- **Exercise**:
Looking at the listing, state how many of its lines contain the string "ylabel". Write only the number.

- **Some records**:
****************

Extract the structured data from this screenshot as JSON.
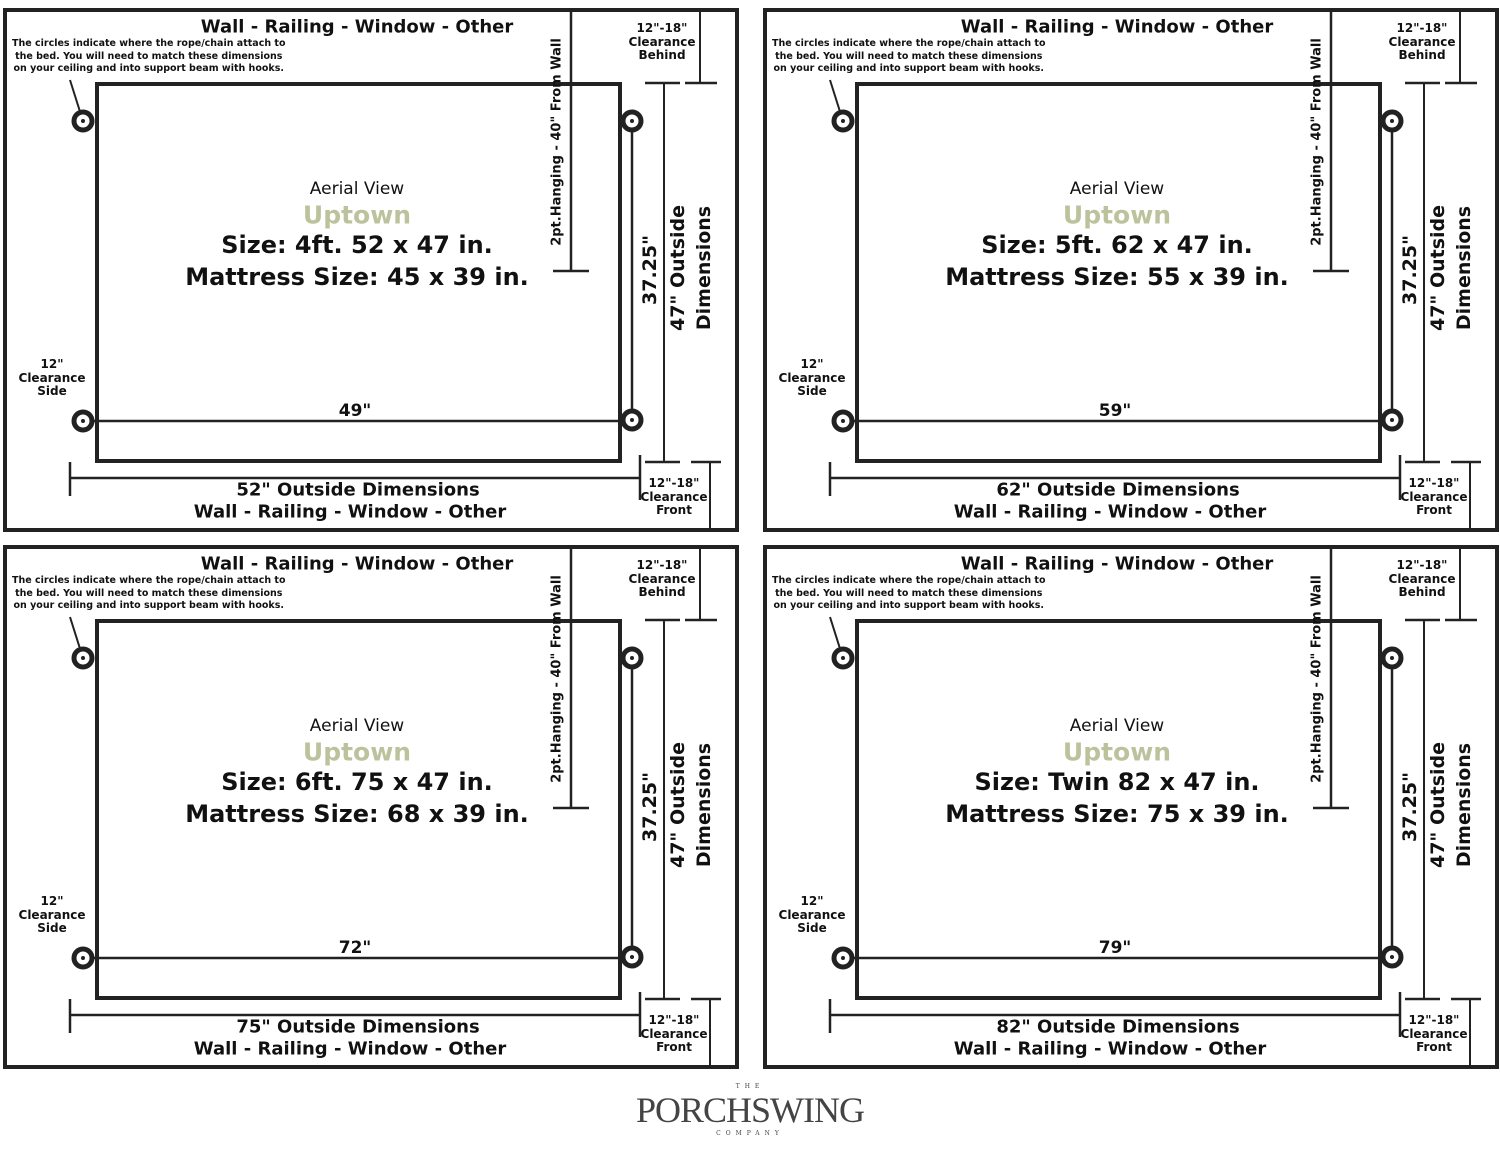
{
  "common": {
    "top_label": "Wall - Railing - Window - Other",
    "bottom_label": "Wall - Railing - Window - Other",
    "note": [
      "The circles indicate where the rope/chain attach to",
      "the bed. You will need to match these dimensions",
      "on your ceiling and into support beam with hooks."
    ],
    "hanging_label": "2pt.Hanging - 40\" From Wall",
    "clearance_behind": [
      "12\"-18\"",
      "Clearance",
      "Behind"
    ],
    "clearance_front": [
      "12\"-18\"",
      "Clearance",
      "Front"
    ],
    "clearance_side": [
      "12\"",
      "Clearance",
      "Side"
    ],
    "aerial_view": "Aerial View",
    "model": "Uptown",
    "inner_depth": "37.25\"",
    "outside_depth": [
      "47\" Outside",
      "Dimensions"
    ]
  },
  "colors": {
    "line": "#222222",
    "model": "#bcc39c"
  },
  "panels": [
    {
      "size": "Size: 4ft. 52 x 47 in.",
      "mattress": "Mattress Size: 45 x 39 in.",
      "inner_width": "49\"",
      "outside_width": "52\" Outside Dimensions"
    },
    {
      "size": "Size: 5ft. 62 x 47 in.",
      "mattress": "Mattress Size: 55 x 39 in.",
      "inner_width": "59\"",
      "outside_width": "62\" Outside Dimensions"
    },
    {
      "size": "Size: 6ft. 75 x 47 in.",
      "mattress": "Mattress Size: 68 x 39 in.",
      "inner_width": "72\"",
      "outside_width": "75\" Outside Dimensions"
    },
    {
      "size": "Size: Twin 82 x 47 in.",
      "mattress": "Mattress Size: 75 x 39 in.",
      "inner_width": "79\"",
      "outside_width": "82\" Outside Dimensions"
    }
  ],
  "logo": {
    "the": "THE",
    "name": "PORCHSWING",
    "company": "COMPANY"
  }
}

****************

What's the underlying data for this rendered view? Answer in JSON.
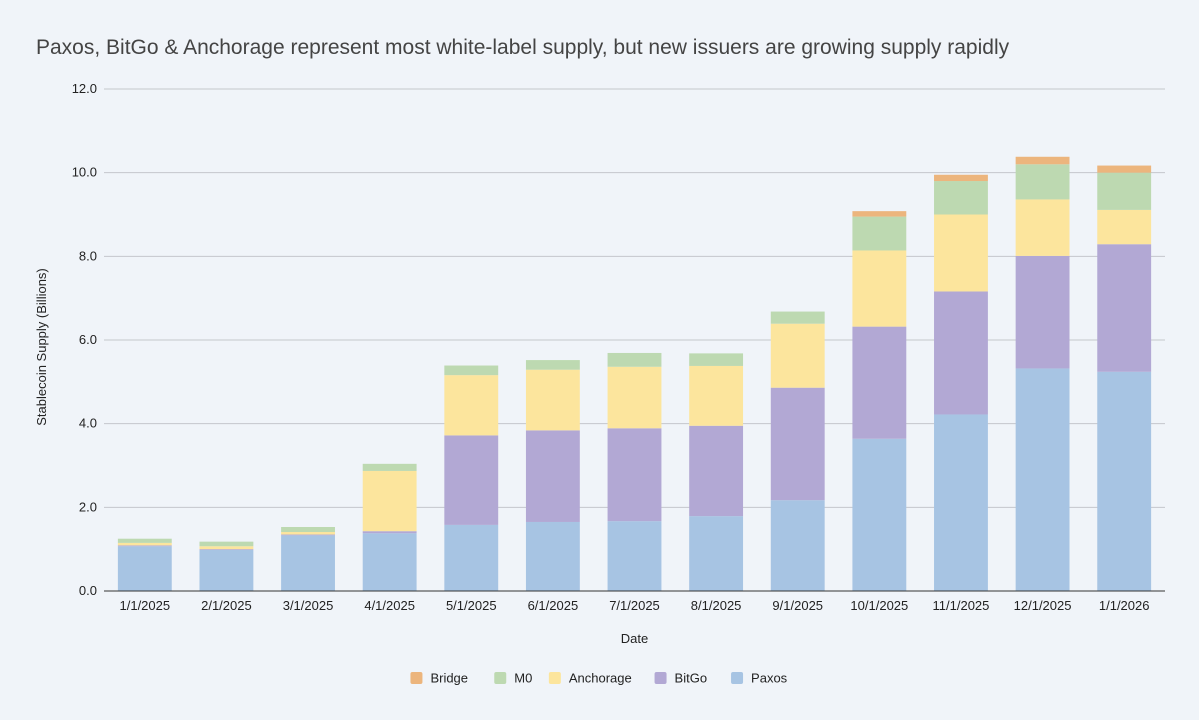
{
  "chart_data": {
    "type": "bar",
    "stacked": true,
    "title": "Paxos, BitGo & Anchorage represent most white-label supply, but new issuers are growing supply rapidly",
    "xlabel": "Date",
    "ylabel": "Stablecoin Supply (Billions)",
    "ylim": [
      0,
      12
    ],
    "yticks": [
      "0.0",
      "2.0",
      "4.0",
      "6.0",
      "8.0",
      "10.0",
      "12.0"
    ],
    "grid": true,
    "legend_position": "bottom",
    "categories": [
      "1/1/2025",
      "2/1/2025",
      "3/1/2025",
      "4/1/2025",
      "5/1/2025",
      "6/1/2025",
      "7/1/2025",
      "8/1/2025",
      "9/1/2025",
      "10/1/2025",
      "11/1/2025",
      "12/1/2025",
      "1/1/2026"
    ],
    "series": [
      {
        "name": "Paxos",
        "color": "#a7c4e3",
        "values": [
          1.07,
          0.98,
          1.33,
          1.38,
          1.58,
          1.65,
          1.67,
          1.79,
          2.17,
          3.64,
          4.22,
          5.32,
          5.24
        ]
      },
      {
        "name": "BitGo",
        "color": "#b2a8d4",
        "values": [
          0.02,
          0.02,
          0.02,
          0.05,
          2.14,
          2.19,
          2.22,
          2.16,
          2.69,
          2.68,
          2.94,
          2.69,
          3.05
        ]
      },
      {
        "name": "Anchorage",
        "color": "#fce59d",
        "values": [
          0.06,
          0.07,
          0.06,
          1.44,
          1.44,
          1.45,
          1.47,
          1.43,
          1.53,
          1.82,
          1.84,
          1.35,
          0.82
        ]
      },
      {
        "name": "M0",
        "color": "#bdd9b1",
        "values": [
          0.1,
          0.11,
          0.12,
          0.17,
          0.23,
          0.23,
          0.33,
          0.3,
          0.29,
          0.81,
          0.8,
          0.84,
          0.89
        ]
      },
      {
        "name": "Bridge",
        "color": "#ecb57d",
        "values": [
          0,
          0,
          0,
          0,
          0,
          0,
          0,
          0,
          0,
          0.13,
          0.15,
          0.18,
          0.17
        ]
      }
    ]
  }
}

****************

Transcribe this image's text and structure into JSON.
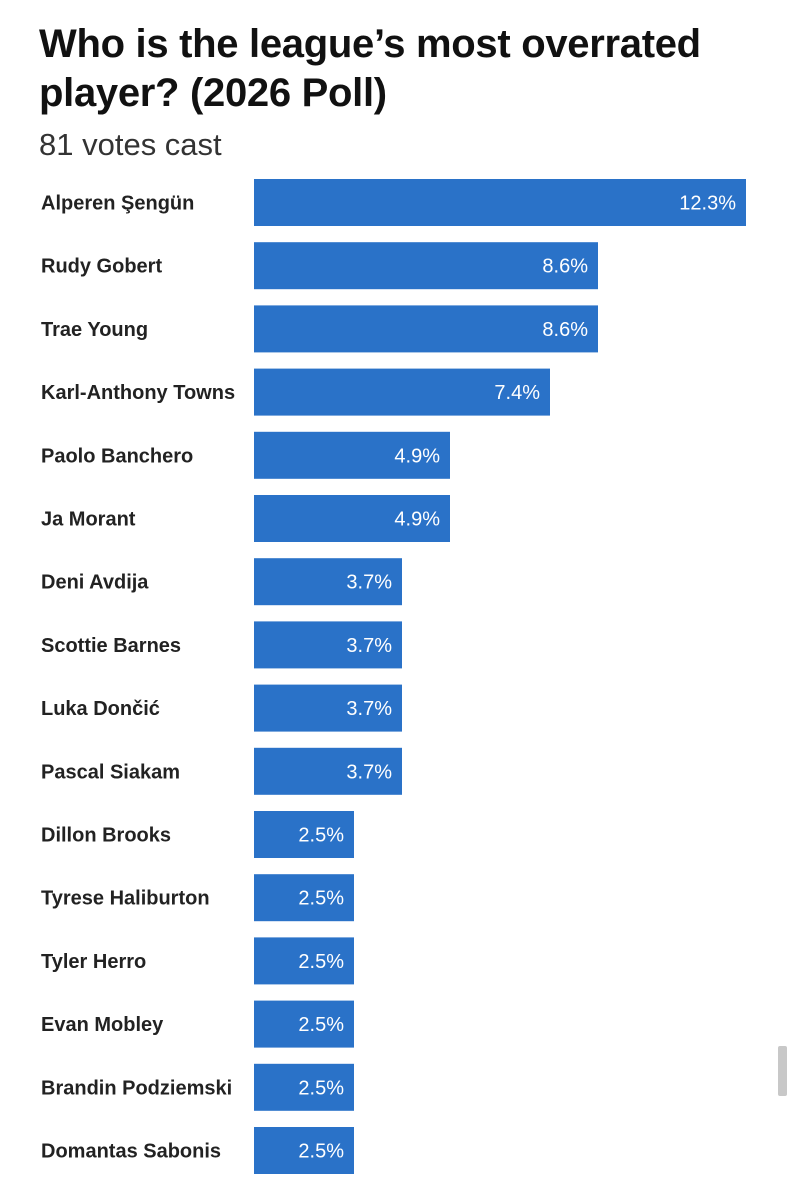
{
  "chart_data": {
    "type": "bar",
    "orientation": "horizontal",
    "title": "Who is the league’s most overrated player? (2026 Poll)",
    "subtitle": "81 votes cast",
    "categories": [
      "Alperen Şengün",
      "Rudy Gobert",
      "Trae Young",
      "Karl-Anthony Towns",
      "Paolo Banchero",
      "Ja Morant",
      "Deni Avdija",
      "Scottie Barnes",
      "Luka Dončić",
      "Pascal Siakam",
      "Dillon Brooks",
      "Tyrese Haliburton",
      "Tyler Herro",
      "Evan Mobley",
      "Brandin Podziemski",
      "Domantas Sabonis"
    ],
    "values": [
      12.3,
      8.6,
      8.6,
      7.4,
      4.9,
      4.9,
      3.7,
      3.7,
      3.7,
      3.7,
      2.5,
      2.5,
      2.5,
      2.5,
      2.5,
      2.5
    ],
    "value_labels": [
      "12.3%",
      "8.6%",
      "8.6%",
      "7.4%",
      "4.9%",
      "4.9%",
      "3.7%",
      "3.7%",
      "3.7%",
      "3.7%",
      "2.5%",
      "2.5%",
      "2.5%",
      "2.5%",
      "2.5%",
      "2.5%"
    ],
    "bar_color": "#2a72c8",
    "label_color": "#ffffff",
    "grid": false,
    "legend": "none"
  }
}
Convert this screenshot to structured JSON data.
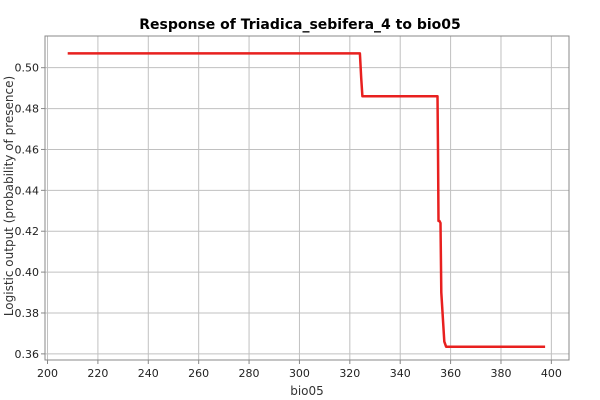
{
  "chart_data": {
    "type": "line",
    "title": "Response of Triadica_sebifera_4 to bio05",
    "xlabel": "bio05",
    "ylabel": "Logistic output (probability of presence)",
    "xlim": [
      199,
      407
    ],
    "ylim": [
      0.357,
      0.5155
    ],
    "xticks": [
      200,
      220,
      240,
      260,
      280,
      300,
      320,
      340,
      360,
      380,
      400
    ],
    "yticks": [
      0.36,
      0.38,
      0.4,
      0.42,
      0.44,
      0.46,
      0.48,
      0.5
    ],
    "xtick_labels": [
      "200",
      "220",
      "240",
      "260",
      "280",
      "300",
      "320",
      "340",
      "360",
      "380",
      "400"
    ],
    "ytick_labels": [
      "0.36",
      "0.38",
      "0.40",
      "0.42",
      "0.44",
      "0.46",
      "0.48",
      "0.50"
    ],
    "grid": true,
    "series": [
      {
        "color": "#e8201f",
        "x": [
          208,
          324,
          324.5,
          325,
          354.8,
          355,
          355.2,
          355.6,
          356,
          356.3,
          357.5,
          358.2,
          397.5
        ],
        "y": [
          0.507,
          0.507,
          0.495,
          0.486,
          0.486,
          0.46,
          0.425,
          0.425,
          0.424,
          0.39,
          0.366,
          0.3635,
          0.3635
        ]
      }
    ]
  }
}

****************

- **Solution for this exercise**:
2